◆ **What is required**
Only the pictures are omitted; repeat all other data exactly.

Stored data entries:
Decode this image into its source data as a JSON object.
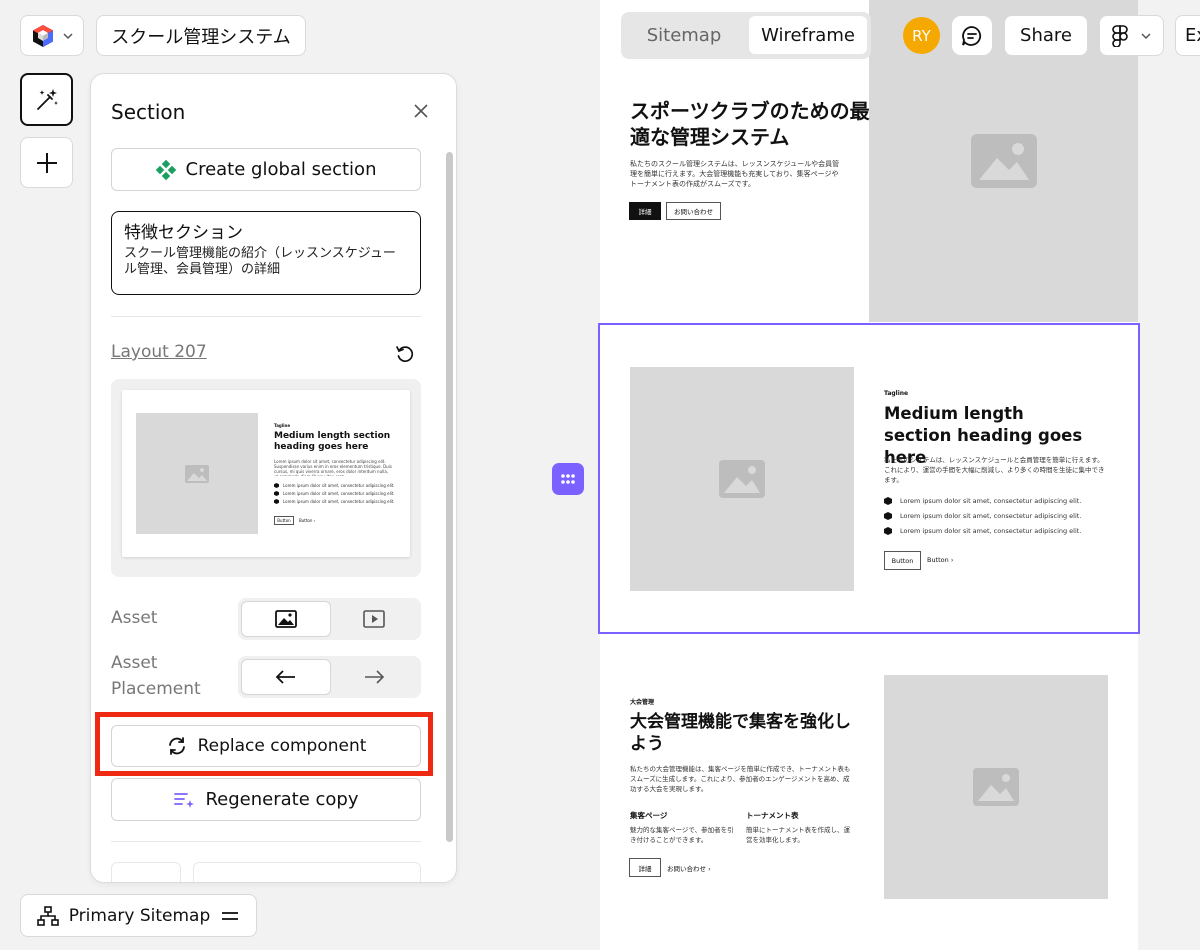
{
  "header": {
    "project_name": "スクール管理システム",
    "tabs": [
      {
        "label": "Sitemap"
      },
      {
        "label": "Wireframe"
      }
    ],
    "active_tab": "Wireframe",
    "avatar_initials": "RY",
    "share_label": "Share",
    "export_label_partial": "Ex"
  },
  "panel": {
    "title": "Section",
    "create_global_label": "Create global section",
    "section_card": {
      "title": "特徴セクション",
      "description": "スクール管理機能の紹介（レッスンスケジュール管理、会員管理）の詳細"
    },
    "layout_name": "Layout 207",
    "preview": {
      "tagline": "Tagline",
      "heading": "Medium length section heading goes here",
      "body": "Lorem ipsum dolor sit amet, consectetur adipiscing elit. Suspendisse varius enim in eros elementum tristique. Duis cursus, mi quis viverra ornare, eros dolor interdum nulla, ut commodo diam libero vitae erat.",
      "bullets": [
        "Lorem ipsum dolor sit amet, consectetur adipiscing elit.",
        "Lorem ipsum dolor sit amet, consectetur adipiscing elit.",
        "Lorem ipsum dolor sit amet, consectetur adipiscing elit."
      ],
      "button_label": "Button",
      "link_label": "Button"
    },
    "asset_label": "Asset",
    "asset_placement_label": "Asset Placement",
    "replace_label": "Replace component",
    "regenerate_label": "Regenerate copy"
  },
  "sitemap_button_label": "Primary Sitemap",
  "canvas": {
    "hero": {
      "heading": "スポーツクラブのための最適な管理システム",
      "body": "私たちのスクール管理システムは、レッスンスケジュールや会員管理を簡単に行えます。大会管理機能も充実しており、集客ページやトーナメント表の作成がスムーズです。",
      "primary_button": "詳細",
      "secondary_button": "お問い合わせ"
    },
    "feature": {
      "tagline": "Tagline",
      "heading": "Medium length section heading goes here",
      "body": "私たちのシステムは、レッスンスケジュールと会員管理を簡単に行えます。これにより、運営の手間を大幅に削減し、より多くの時間を生徒に集中できます。",
      "bullets": [
        "Lorem ipsum dolor sit amet, consectetur adipiscing elit.",
        "Lorem ipsum dolor sit amet, consectetur adipiscing elit.",
        "Lorem ipsum dolor sit amet, consectetur adipiscing elit."
      ],
      "button_label": "Button",
      "link_label": "Button"
    },
    "tournament": {
      "tagline": "大会管理",
      "heading": "大会管理機能で集客を強化しよう",
      "body": "私たちの大会管理機能は、集客ページを簡単に作成でき、トーナメント表もスムーズに生成します。これにより、参加者のエンゲージメントを高め、成功する大会を実現します。",
      "col1_title": "集客ページ",
      "col1_body": "魅力的な集客ページで、参加者を引き付けることができます。",
      "col2_title": "トーナメント表",
      "col2_body": "簡単にトーナメント表を作成し、運営を効率化します。",
      "primary_button": "詳細",
      "secondary_button": "お問い合わせ"
    }
  },
  "colors": {
    "accent": "#7b61ff",
    "highlight": "#ee2a12",
    "avatar": "#f5a800",
    "placeholder": "#d9d9d9"
  }
}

◆ **Answer to this exercise**
Decode this image into its source data as a JSON object.
{
  "header": {
    "project_name": "スクール管理システム",
    "tabs": [
      {
        "label": "Sitemap"
      },
      {
        "label": "Wireframe"
      }
    ],
    "active_tab": "Wireframe",
    "avatar_initials": "RY",
    "share_label": "Share",
    "export_label_partial": "Ex"
  },
  "panel": {
    "title": "Section",
    "create_global_label": "Create global section",
    "section_card": {
      "title": "特徴セクション",
      "description": "スクール管理機能の紹介（レッスンスケジュール管理、会員管理）の詳細"
    },
    "layout_name": "Layout 207",
    "preview": {
      "tagline": "Tagline",
      "heading": "Medium length section heading goes here",
      "body": "Lorem ipsum dolor sit amet, consectetur adipiscing elit. Suspendisse varius enim in eros elementum tristique. Duis cursus, mi quis viverra ornare, eros dolor interdum nulla, ut commodo diam libero vitae erat.",
      "bullets": [
        "Lorem ipsum dolor sit amet, consectetur adipiscing elit.",
        "Lorem ipsum dolor sit amet, consectetur adipiscing elit.",
        "Lorem ipsum dolor sit amet, consectetur adipiscing elit."
      ],
      "button_label": "Button",
      "link_label": "Button"
    },
    "asset_label": "Asset",
    "asset_placement_label": "Asset Placement",
    "replace_label": "Replace component",
    "regenerate_label": "Regenerate copy"
  },
  "sitemap_button_label": "Primary Sitemap",
  "canvas": {
    "hero": {
      "heading": "スポーツクラブのための最適な管理システム",
      "body": "私たちのスクール管理システムは、レッスンスケジュールや会員管理を簡単に行えます。大会管理機能も充実しており、集客ページやトーナメント表の作成がスムーズです。",
      "primary_button": "詳細",
      "secondary_button": "お問い合わせ"
    },
    "feature": {
      "tagline": "Tagline",
      "heading": "Medium length section heading goes here",
      "body": "私たちのシステムは、レッスンスケジュールと会員管理を簡単に行えます。これにより、運営の手間を大幅に削減し、より多くの時間を生徒に集中できます。",
      "bullets": [
        "Lorem ipsum dolor sit amet, consectetur adipiscing elit.",
        "Lorem ipsum dolor sit amet, consectetur adipiscing elit.",
        "Lorem ipsum dolor sit amet, consectetur adipiscing elit."
      ],
      "button_label": "Button",
      "link_label": "Button"
    },
    "tournament": {
      "tagline": "大会管理",
      "heading": "大会管理機能で集客を強化しよう",
      "body": "私たちの大会管理機能は、集客ページを簡単に作成でき、トーナメント表もスムーズに生成します。これにより、参加者のエンゲージメントを高め、成功する大会を実現します。",
      "col1_title": "集客ページ",
      "col1_body": "魅力的な集客ページで、参加者を引き付けることができます。",
      "col2_title": "トーナメント表",
      "col2_body": "簡単にトーナメント表を作成し、運営を効率化します。",
      "primary_button": "詳細",
      "secondary_button": "お問い合わせ"
    }
  },
  "colors": {
    "accent": "#7b61ff",
    "highlight": "#ee2a12",
    "avatar": "#f5a800",
    "placeholder": "#d9d9d9"
  }
}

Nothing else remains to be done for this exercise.